**Data supplied:**
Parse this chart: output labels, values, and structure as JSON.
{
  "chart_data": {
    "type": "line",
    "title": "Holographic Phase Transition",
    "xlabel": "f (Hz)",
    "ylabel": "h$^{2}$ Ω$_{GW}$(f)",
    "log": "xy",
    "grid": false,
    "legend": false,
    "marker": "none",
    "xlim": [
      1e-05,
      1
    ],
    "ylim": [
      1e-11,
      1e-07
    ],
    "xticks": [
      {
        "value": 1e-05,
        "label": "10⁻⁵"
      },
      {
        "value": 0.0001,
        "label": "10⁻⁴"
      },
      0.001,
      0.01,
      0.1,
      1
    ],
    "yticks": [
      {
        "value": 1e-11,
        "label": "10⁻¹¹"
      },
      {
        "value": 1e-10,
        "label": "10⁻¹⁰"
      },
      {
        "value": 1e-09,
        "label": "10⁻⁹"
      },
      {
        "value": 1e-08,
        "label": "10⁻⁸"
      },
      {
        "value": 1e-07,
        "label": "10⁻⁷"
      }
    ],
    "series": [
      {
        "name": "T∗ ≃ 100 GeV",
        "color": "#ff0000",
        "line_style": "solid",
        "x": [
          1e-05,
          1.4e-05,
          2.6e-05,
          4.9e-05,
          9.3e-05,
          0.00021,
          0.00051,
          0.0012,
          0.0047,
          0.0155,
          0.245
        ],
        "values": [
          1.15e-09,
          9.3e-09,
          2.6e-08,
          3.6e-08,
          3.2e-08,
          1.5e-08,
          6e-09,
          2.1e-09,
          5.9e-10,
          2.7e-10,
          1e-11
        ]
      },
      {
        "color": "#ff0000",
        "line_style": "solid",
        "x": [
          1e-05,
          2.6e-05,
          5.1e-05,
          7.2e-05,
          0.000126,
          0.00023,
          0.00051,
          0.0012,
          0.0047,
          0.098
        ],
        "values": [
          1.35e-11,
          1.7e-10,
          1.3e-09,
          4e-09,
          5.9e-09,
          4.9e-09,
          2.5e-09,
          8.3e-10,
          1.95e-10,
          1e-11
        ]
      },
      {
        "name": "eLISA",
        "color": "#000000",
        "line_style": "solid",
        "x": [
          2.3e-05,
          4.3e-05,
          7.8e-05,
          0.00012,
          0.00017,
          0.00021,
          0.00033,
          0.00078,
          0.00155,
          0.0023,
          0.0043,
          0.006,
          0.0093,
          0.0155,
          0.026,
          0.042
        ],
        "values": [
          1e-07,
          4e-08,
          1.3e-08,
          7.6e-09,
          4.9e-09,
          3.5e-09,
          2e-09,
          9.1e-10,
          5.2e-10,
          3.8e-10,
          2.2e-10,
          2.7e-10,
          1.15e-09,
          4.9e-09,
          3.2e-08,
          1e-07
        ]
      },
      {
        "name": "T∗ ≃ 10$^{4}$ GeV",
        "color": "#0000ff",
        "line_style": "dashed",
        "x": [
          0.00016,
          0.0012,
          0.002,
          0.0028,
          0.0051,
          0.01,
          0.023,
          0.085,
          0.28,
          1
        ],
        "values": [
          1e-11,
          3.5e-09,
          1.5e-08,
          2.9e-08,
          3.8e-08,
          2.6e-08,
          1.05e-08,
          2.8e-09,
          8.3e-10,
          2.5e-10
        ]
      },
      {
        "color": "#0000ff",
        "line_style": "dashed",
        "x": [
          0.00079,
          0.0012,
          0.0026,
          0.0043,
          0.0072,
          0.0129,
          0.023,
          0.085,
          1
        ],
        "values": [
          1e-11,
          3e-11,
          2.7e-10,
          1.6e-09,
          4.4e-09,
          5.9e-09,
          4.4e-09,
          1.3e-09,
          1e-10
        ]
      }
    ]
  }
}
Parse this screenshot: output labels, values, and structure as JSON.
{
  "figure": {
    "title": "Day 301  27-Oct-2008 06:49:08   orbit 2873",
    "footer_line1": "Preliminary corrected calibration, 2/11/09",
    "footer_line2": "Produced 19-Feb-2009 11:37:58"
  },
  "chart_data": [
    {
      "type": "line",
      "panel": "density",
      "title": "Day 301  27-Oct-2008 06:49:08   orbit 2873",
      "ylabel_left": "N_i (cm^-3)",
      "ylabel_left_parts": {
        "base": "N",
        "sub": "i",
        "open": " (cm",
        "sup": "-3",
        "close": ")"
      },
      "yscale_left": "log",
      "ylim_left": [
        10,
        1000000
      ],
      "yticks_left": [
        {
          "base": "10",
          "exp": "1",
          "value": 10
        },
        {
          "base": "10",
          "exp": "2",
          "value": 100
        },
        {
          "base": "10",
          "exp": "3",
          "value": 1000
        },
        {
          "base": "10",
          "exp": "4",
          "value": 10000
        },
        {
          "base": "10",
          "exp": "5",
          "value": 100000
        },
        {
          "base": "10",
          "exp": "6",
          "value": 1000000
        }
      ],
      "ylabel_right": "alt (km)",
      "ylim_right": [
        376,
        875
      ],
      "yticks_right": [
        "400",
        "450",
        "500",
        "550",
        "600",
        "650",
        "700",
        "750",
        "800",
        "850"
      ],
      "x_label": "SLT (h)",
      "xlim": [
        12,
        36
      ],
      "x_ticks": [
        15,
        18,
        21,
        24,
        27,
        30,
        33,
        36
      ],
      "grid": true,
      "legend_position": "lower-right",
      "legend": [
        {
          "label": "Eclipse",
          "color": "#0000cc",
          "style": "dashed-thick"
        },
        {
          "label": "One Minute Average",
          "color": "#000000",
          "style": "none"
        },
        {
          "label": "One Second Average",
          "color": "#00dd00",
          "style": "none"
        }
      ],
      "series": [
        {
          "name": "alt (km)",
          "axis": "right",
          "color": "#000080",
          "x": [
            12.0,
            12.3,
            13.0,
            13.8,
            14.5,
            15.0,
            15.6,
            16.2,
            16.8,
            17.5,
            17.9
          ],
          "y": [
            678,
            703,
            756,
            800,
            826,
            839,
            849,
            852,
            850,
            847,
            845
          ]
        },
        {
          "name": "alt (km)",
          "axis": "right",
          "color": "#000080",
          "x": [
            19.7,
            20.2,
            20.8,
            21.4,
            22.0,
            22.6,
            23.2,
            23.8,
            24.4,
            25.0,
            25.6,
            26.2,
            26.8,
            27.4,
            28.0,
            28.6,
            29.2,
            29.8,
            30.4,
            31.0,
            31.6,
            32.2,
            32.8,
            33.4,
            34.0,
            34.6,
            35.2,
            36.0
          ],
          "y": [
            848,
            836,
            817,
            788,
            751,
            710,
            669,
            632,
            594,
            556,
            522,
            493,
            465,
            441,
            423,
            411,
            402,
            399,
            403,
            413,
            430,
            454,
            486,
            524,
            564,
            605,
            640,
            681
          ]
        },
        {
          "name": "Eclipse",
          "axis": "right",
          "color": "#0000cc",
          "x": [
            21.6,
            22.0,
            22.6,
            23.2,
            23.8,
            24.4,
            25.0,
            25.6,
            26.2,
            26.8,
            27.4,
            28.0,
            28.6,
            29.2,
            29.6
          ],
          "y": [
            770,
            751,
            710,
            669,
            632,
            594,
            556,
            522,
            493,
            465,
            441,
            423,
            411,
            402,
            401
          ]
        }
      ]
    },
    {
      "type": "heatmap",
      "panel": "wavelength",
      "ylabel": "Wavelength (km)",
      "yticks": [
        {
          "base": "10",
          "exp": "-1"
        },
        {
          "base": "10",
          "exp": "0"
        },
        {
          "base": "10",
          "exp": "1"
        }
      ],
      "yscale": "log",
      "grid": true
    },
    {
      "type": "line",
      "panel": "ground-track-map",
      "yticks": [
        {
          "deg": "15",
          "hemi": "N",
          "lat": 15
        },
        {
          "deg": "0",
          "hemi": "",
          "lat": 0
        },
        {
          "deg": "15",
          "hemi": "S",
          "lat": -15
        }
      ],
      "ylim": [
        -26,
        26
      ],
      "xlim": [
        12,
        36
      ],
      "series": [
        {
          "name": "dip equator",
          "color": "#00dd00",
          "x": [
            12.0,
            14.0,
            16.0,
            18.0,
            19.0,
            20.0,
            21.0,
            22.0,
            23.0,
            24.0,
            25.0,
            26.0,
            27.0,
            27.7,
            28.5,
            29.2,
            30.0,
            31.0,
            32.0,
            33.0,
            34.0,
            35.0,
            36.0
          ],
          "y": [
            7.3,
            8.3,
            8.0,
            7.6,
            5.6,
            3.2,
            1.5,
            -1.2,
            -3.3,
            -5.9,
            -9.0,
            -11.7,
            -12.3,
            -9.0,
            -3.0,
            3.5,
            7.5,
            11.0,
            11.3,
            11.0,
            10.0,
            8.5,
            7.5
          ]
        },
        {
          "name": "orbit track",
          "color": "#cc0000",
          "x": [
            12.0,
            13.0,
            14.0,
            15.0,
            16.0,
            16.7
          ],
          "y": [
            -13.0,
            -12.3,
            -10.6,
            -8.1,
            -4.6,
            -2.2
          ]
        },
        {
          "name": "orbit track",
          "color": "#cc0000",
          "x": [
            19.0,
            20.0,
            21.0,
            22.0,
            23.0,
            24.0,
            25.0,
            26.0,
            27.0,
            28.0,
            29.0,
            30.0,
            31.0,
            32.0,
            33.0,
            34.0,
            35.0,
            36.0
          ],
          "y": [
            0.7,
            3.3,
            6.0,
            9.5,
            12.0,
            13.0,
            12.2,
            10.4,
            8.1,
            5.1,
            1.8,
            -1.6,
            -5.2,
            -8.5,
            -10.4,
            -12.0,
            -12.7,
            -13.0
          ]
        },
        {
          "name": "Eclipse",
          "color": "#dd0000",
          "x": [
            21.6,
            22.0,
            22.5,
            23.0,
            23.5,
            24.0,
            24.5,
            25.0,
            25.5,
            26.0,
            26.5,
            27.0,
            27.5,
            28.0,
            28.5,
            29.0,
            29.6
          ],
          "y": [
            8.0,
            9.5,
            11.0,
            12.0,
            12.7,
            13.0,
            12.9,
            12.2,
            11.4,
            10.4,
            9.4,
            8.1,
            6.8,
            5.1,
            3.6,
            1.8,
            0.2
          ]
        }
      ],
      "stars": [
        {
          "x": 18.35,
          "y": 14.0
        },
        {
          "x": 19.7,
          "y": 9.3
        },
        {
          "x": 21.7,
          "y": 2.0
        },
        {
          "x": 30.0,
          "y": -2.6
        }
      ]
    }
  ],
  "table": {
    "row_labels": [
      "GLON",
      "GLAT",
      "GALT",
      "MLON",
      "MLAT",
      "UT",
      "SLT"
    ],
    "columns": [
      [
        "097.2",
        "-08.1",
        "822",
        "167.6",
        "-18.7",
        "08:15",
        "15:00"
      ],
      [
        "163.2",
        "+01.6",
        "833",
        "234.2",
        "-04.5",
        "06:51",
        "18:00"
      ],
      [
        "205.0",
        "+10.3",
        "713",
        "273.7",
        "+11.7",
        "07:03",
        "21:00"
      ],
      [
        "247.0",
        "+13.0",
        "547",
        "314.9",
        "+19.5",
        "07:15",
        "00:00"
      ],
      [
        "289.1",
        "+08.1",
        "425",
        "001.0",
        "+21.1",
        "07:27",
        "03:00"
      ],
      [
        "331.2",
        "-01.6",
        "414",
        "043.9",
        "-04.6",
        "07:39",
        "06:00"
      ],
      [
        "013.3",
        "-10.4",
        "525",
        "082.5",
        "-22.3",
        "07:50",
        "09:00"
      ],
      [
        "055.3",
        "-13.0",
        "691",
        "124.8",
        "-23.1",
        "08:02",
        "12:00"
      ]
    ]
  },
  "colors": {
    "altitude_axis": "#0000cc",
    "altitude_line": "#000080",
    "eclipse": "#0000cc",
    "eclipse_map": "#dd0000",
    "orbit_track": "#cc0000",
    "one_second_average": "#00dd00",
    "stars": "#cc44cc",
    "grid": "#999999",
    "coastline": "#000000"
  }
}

**Stated task:**
Locate each line containing the string "name" and show it.

**Full response:**
        "name": "T∗ ≃ 100 GeV",
        "name": "eLISA",
        "name": "T∗ ≃ 10$^{4}$ GeV",
          "name": "alt (km)",
          "name": "alt (km)",
          "name": "Eclipse",
          "name": "dip equator",
          "name": "orbit track",
          "name": "orbit track",
          "name": "Eclipse",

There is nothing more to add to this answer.